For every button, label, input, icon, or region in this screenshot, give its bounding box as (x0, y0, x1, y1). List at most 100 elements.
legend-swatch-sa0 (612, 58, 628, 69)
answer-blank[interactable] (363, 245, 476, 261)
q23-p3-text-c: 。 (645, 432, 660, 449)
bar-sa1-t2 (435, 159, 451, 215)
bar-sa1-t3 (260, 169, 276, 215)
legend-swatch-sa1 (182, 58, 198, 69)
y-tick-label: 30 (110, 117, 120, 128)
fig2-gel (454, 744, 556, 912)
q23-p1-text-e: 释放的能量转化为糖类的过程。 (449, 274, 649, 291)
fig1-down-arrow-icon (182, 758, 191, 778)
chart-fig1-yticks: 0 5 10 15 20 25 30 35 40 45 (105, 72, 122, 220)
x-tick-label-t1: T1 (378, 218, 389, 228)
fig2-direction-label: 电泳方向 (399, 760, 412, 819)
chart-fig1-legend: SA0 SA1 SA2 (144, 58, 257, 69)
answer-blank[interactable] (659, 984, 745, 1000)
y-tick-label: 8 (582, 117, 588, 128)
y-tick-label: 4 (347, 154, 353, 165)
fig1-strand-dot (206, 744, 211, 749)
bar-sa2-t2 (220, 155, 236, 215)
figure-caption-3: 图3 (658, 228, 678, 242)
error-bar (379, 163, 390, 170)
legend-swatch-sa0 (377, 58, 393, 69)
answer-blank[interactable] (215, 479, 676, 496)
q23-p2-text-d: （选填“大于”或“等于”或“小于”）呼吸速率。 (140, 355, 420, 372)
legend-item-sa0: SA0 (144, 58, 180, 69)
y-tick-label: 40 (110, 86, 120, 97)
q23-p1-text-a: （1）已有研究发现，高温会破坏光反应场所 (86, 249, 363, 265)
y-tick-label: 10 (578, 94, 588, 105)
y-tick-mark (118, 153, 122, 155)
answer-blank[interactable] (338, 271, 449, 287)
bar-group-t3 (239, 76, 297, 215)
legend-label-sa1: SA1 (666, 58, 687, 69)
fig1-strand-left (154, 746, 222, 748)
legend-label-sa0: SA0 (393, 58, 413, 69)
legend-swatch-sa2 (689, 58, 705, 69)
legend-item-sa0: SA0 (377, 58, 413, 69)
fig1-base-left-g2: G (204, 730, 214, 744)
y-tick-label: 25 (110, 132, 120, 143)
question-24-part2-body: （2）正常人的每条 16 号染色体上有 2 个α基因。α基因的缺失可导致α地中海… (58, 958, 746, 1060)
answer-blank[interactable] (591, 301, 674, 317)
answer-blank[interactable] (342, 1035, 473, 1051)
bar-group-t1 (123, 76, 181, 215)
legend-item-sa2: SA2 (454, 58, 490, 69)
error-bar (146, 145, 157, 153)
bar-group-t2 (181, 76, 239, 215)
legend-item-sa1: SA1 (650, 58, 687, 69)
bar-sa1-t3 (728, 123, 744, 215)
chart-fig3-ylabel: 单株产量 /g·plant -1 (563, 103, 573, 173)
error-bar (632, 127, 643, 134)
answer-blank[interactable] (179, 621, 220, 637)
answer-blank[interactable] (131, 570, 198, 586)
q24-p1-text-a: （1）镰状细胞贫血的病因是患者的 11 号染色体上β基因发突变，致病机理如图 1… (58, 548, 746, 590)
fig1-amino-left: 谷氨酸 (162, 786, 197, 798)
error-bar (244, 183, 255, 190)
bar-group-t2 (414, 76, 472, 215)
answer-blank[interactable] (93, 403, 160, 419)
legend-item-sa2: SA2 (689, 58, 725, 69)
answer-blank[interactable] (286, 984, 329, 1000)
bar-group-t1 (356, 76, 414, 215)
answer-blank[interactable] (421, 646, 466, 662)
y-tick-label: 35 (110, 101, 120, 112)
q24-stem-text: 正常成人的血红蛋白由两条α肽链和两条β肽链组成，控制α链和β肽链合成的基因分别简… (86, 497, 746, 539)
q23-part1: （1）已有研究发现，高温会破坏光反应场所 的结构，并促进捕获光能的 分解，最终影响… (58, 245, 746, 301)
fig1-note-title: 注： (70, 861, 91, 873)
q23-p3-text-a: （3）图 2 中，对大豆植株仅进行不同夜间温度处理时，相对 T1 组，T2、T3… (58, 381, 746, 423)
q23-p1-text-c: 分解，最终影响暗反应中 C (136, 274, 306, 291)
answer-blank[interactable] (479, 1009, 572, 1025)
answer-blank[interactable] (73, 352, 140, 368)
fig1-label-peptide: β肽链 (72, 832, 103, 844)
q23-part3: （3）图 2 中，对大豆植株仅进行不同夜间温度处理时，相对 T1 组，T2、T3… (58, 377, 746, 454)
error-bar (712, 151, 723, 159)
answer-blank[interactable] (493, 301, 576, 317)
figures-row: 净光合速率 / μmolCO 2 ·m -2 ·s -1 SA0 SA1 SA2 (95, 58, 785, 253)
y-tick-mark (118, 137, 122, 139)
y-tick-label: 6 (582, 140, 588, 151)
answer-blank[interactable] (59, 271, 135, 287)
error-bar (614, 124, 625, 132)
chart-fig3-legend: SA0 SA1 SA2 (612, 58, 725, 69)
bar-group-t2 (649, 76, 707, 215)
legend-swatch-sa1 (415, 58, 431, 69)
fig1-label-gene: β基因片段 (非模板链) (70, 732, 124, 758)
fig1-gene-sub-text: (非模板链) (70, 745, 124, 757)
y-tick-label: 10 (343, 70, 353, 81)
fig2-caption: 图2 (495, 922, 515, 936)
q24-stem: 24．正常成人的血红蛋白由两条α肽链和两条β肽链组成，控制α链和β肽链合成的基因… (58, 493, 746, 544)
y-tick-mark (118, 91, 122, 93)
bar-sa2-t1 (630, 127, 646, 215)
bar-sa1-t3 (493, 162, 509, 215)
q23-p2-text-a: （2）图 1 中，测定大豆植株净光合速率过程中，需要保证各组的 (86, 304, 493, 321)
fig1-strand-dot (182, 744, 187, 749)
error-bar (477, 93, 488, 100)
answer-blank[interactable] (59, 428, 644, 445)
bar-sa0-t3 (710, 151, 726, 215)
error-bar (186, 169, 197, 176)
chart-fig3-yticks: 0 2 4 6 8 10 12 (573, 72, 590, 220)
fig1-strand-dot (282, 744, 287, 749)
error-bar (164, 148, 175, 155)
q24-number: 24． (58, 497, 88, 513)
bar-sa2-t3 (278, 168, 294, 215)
_ _ _
# REQUIREMENT
Set the records above down again. Match them exactly.

# OUTPUT OF THE EXERCISE
For every button, label, input, icon, or region in this screenshot, give its bounding box as (x0, y0, x1, y1). List at most 100 elements.
legend-swatch-sa0 (612, 58, 628, 69)
answer-blank[interactable] (363, 245, 476, 261)
q23-p3-text-c: 。 (645, 432, 660, 449)
bar-sa1-t2 (435, 159, 451, 215)
bar-sa1-t3 (260, 169, 276, 215)
legend-swatch-sa1 (182, 58, 198, 69)
y-tick-label: 30 (110, 117, 120, 128)
fig2-gel (454, 744, 556, 912)
q23-p1-text-e: 释放的能量转化为糖类的过程。 (449, 274, 649, 291)
fig1-down-arrow-icon (182, 758, 191, 778)
chart-fig1-yticks: 0 5 10 15 20 25 30 35 40 45 (105, 72, 122, 220)
x-tick-label-t1: T1 (378, 218, 389, 228)
fig2-direction-label: 电泳方向 (399, 760, 412, 819)
chart-fig1-legend: SA0 SA1 SA2 (144, 58, 257, 69)
answer-blank[interactable] (659, 984, 745, 1000)
y-tick-label: 8 (582, 117, 588, 128)
y-tick-label: 4 (347, 154, 353, 165)
fig1-strand-dot (206, 744, 211, 749)
bar-sa2-t2 (220, 155, 236, 215)
figure-caption-3: 图3 (658, 228, 678, 242)
error-bar (379, 163, 390, 170)
legend-swatch-sa0 (377, 58, 393, 69)
answer-blank[interactable] (215, 479, 676, 496)
q23-p2-text-d: （选填“大于”或“等于”或“小于”）呼吸速率。 (140, 355, 420, 372)
legend-item-sa0: SA0 (144, 58, 180, 69)
y-tick-label: 40 (110, 86, 120, 97)
q23-p1-text-a: （1）已有研究发现，高温会破坏光反应场所 (86, 249, 363, 265)
y-tick-label: 10 (578, 94, 588, 105)
y-tick-mark (118, 153, 122, 155)
answer-blank[interactable] (338, 271, 449, 287)
bar-group-t3 (239, 76, 297, 215)
legend-label-sa1: SA1 (666, 58, 687, 69)
fig1-strand-left (154, 746, 222, 748)
legend-label-sa0: SA0 (393, 58, 413, 69)
legend-swatch-sa2 (689, 58, 705, 69)
legend-item-sa0: SA0 (377, 58, 413, 69)
fig1-base-left-g2: G (204, 730, 214, 744)
y-tick-label: 25 (110, 132, 120, 143)
question-24-part2-body: （2）正常人的每条 16 号染色体上有 2 个α基因。α基因的缺失可导致α地中海… (58, 958, 746, 1060)
answer-blank[interactable] (591, 301, 674, 317)
answer-blank[interactable] (342, 1035, 473, 1051)
bar-group-t1 (123, 76, 181, 215)
legend-item-sa2: SA2 (454, 58, 490, 69)
error-bar (146, 145, 157, 153)
bar-group-t2 (181, 76, 239, 215)
legend-item-sa1: SA1 (650, 58, 687, 69)
bar-sa1-t3 (728, 123, 744, 215)
chart-fig3-ylabel: 单株产量 /g·plant -1 (563, 103, 573, 173)
error-bar (632, 127, 643, 134)
answer-blank[interactable] (179, 621, 220, 637)
answer-blank[interactable] (131, 570, 198, 586)
q24-p1-text-a: （1）镰状细胞贫血的病因是患者的 11 号染色体上β基因发突变，致病机理如图 1… (58, 548, 746, 590)
fig1-amino-left: 谷氨酸 (162, 786, 197, 798)
error-bar (244, 183, 255, 190)
bar-group-t2 (414, 76, 472, 215)
answer-blank[interactable] (93, 403, 160, 419)
legend-item-sa2: SA2 (689, 58, 725, 69)
answer-blank[interactable] (286, 984, 329, 1000)
bar-group-t1 (356, 76, 414, 215)
answer-blank[interactable] (421, 646, 466, 662)
y-tick-label: 35 (110, 101, 120, 112)
q24-stem-text: 正常成人的血红蛋白由两条α肽链和两条β肽链组成，控制α链和β肽链合成的基因分别简… (86, 497, 746, 539)
q23-part1: （1）已有研究发现，高温会破坏光反应场所 的结构，并促进捕获光能的 分解，最终影响… (58, 245, 746, 301)
fig1-note-title: 注： (70, 861, 91, 873)
q23-p3-text-a: （3）图 2 中，对大豆植株仅进行不同夜间温度处理时，相对 T1 组，T2、T3… (58, 381, 746, 423)
q23-p1-text-c: 分解，最终影响暗反应中 C (136, 274, 306, 291)
answer-blank[interactable] (479, 1009, 572, 1025)
answer-blank[interactable] (73, 352, 140, 368)
fig1-label-peptide: β肽链 (72, 832, 103, 844)
q23-part3: （3）图 2 中，对大豆植株仅进行不同夜间温度处理时，相对 T1 组，T2、T3… (58, 377, 746, 454)
error-bar (712, 151, 723, 159)
answer-blank[interactable] (493, 301, 576, 317)
figures-row: 净光合速率 / μmolCO 2 ·m -2 ·s -1 SA0 SA1 SA2 (95, 58, 785, 253)
y-tick-mark (118, 137, 122, 139)
y-tick-label: 6 (582, 140, 588, 151)
answer-blank[interactable] (59, 271, 135, 287)
error-bar (614, 124, 625, 132)
chart-fig3-legend: SA0 SA1 SA2 (612, 58, 725, 69)
bar-group-t2 (649, 76, 707, 215)
legend-swatch-sa1 (415, 58, 431, 69)
fig1-label-gene: β基因片段 (非模板链) (70, 732, 124, 758)
fig1-gene-sub-text: (非模板链) (70, 745, 124, 757)
y-tick-label: 10 (343, 70, 353, 81)
fig2-caption: 图2 (495, 922, 515, 936)
q24-stem: 24．正常成人的血红蛋白由两条α肽链和两条β肽链组成，控制α链和β肽链合成的基因… (58, 493, 746, 544)
y-tick-mark (118, 91, 122, 93)
bar-sa2-t1 (630, 127, 646, 215)
bar-sa1-t3 (493, 162, 509, 215)
q23-p2-text-a: （2）图 1 中，测定大豆植株净光合速率过程中，需要保证各组的 (86, 304, 493, 321)
fig1-strand-dot (182, 744, 187, 749)
error-bar (477, 93, 488, 100)
answer-blank[interactable] (59, 428, 644, 445)
bar-sa0-t3 (710, 151, 726, 215)
error-bar (186, 169, 197, 176)
chart-fig3-yticks: 0 2 4 6 8 10 12 (573, 72, 590, 220)
fig1-strand-dot (282, 744, 287, 749)
error-bar (164, 148, 175, 155)
q24-number: 24． (58, 497, 88, 513)
bar-sa2-t3 (278, 168, 294, 215)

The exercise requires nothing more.